>> begin

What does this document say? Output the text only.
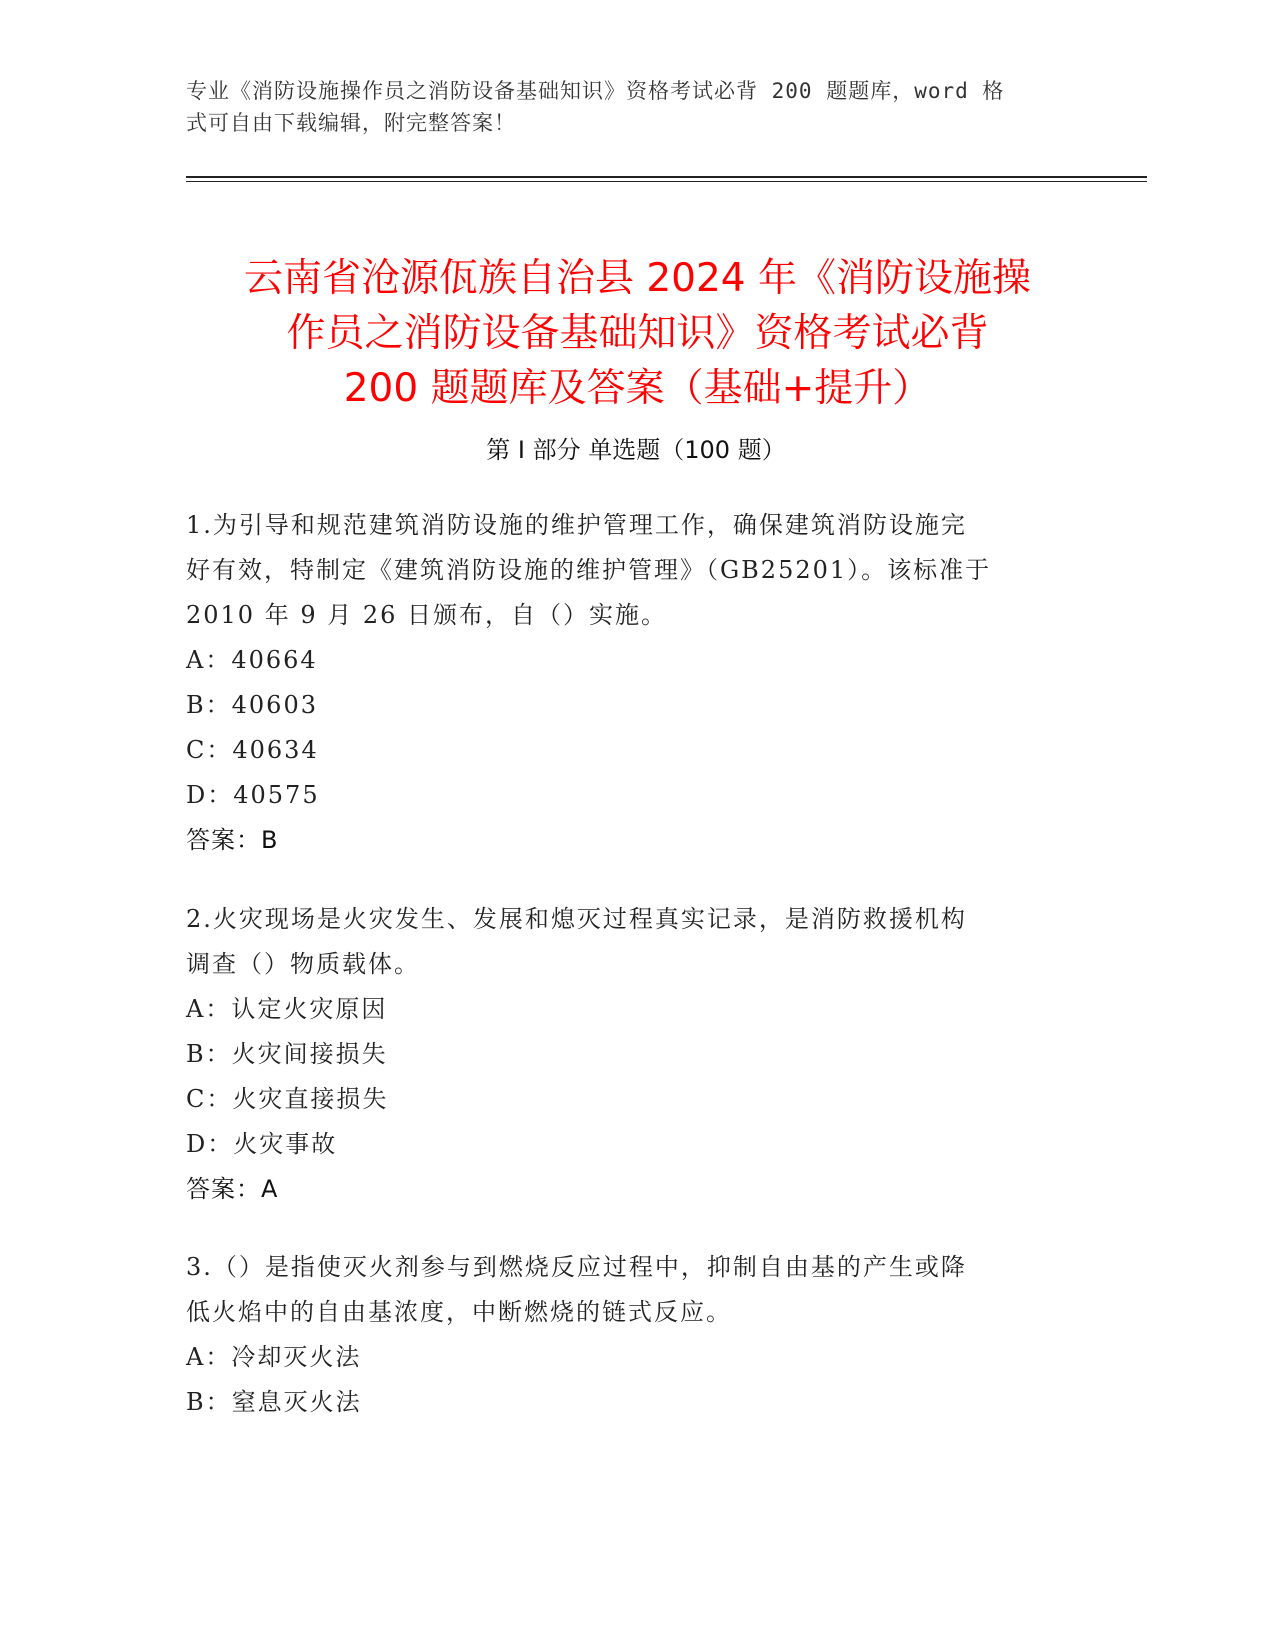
专业《消防设施操作员之消防设备基础知识》资格考试必背 200 题题库，word 格
式可自由下载编辑，附完整答案！
云南省沧源佤族自治县 2024 年《消防设施操
作员之消防设备基础知识》资格考试必背
200 题题库及答案（基础+提升）
第 I 部分 单选题（100 题）

1.为引导和规范建筑消防设施的维护管理工作，确保建筑消防设施完
好有效，特制定《建筑消防设施的维护管理》（GB25201）。该标准于
2010 年 9 月 26 日颁布，自（）实施。

A：40664
B：40603
C：40634
D：40575
答案：B

2.火灾现场是火灾发生、发展和熄灭过程真实记录，是消防救援机构
调查（）物质载体。

A：认定火灾原因
B：火灾间接损失
C：火灾直接损失
D：火灾事故
答案：A

3.（）是指使灭火剂参与到燃烧反应过程中，抑制自由基的产生或降
低火焰中的自由基浓度，中断燃烧的链式反应。

A：冷却灭火法
B：窒息灭火法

>> end

**TASK DETAILS**
Omit every picture, then repeat the remaining data exactly as it appears above.

**FINISHED ANSWER**
What does this document say? Output the text only.
专业《消防设施操作员之消防设备基础知识》资格考试必背 200 题题库，word 格
式可自由下载编辑，附完整答案！
云南省沧源佤族自治县 2024 年《消防设施操
作员之消防设备基础知识》资格考试必背
200 题题库及答案（基础+提升）
第 I 部分 单选题（100 题）

1.为引导和规范建筑消防设施的维护管理工作，确保建筑消防设施完
好有效，特制定《建筑消防设施的维护管理》（GB25201）。该标准于
2010 年 9 月 26 日颁布，自（）实施。

A：40664
B：40603
C：40634
D：40575
答案：B

2.火灾现场是火灾发生、发展和熄灭过程真实记录，是消防救援机构
调查（）物质载体。

A：认定火灾原因
B：火灾间接损失
C：火灾直接损失
D：火灾事故
答案：A

3.（）是指使灭火剂参与到燃烧反应过程中，抑制自由基的产生或降
低火焰中的自由基浓度，中断燃烧的链式反应。

A：冷却灭火法
B：窒息灭火法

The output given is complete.